◆ **GOAL**
Copy each line that contains the word "أوامره".

◆ **MATERIAL TO PROCESS**
——————
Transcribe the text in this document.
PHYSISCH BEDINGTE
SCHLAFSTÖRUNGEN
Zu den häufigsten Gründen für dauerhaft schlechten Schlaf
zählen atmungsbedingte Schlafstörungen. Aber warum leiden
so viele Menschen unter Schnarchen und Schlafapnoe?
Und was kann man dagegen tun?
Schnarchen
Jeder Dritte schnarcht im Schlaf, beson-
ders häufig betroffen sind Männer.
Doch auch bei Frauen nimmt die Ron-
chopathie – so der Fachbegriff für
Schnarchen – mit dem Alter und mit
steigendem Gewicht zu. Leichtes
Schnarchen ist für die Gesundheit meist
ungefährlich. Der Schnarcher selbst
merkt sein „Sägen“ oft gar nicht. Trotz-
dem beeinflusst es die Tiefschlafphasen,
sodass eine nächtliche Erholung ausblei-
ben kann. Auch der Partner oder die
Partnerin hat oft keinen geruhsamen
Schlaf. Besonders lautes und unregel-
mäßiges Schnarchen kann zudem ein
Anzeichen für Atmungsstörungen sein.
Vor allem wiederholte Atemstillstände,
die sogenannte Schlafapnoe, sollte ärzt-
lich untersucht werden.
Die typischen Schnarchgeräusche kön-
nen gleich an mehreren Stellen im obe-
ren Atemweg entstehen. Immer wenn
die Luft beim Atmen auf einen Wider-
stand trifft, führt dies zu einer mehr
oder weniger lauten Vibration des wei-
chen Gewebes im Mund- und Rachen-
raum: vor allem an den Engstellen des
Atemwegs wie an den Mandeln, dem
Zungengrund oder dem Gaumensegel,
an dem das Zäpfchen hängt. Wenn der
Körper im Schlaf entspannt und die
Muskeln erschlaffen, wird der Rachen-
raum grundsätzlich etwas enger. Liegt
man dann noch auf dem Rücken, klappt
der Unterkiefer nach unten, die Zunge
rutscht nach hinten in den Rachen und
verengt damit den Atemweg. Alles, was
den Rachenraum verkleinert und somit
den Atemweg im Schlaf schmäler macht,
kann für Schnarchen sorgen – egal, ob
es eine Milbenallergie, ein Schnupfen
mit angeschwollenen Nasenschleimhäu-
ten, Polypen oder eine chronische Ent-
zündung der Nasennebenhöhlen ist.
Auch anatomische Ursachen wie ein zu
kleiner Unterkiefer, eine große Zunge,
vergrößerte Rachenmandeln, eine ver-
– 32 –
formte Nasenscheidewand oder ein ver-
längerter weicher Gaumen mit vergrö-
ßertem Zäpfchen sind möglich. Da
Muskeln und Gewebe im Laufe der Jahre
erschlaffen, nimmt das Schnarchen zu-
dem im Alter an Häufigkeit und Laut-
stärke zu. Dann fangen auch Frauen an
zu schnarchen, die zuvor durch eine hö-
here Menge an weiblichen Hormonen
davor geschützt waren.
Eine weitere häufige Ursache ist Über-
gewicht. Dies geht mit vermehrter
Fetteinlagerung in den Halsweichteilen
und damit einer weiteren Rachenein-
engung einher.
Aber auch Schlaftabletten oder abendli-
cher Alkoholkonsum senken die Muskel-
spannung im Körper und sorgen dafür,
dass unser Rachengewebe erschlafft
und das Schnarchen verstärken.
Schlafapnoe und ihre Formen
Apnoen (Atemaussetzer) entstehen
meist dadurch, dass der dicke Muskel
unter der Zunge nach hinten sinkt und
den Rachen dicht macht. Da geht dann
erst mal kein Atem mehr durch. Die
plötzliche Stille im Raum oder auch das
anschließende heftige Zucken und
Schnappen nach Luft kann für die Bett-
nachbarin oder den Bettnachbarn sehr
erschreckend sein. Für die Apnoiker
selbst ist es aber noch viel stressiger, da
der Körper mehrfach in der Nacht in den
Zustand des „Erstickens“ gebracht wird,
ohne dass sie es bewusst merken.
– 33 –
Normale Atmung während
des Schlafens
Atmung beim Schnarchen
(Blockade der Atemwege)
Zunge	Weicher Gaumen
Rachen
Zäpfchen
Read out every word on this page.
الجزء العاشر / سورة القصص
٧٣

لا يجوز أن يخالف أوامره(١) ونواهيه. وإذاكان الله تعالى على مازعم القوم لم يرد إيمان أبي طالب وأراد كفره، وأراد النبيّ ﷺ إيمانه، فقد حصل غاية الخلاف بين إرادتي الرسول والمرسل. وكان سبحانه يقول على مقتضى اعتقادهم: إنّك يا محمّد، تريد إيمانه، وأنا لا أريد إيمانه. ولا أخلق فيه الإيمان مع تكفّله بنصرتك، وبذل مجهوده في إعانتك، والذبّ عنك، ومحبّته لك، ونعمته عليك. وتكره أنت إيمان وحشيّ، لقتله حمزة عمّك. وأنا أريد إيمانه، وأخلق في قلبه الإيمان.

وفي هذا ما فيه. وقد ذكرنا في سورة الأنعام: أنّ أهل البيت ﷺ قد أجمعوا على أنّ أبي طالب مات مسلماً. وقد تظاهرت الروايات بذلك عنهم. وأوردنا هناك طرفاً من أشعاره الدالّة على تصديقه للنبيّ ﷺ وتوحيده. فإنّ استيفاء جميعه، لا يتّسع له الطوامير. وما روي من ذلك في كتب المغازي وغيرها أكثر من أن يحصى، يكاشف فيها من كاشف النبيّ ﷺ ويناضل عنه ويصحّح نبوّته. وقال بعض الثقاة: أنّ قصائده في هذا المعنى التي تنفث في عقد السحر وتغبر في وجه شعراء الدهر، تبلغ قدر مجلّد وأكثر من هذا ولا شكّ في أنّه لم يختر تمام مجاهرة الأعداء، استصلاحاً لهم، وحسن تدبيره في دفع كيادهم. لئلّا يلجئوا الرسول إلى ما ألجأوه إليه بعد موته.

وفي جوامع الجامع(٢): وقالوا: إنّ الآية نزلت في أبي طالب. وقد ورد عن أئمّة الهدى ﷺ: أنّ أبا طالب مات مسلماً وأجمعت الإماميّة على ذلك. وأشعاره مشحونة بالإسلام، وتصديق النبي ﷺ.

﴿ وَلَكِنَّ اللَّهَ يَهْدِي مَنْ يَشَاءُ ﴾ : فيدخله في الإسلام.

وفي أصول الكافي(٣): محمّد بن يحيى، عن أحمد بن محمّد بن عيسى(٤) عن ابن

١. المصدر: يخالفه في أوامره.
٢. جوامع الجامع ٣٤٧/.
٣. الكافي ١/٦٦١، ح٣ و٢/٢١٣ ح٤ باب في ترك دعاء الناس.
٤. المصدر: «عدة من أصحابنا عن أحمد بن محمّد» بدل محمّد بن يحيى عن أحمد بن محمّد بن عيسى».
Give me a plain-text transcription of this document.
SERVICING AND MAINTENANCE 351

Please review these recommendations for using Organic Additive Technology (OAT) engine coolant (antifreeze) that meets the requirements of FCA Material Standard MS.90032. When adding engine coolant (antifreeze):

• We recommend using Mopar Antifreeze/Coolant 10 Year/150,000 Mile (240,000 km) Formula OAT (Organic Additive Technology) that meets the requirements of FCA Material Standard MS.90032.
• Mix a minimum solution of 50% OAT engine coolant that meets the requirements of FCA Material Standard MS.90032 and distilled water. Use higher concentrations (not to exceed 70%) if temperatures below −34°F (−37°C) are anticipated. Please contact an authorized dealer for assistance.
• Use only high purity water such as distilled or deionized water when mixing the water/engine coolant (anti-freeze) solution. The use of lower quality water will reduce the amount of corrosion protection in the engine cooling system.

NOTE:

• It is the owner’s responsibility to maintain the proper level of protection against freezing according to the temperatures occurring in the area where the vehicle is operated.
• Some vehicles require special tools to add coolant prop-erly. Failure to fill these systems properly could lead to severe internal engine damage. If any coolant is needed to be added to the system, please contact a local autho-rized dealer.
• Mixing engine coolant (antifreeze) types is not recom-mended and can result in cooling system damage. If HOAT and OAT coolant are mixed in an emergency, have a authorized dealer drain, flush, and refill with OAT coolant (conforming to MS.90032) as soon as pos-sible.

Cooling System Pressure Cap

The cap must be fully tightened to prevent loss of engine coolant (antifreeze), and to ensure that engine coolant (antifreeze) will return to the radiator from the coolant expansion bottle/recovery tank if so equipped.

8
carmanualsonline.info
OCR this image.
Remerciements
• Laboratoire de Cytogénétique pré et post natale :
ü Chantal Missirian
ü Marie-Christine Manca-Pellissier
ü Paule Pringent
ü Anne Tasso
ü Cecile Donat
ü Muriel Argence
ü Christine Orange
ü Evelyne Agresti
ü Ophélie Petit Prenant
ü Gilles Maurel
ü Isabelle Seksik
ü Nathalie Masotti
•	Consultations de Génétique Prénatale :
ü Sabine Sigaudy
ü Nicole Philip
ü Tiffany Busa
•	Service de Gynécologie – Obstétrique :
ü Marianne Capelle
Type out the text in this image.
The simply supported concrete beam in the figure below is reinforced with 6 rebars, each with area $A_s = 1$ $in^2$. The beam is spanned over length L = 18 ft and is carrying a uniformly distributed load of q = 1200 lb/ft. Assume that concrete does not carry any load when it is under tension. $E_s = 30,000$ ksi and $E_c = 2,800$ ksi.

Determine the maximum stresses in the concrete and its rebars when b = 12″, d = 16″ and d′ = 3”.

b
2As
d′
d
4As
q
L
——————
◆ **TASK RESULT**
لا يجوز أن يخالف أوامره(١) ونواهيه. وإذاكان الله تعالى على مازعم القوم لم يرد إيمان أبي طالب وأراد كفره، وأراد النبيّ ﷺ إيمانه، فقد حصل غاية الخلاف بين إرادتي الرسول والمرسل. وكان سبحانه يقول على مقتضى اعتقادهم: إنّك يا محمّد، تريد إيمانه، وأنا لا أريد إيمانه. ولا أخلق فيه الإيمان مع تكفّله بنصرتك، وبذل مجهوده في إعانتك، والذبّ عنك، ومحبّته لك، ونعمته عليك. وتكره أنت إيمان وحشيّ، لقتله حمزة عمّك. وأنا أريد إيمانه، وأخلق في قلبه الإيمان.
١. المصدر: يخالفه في أوامره.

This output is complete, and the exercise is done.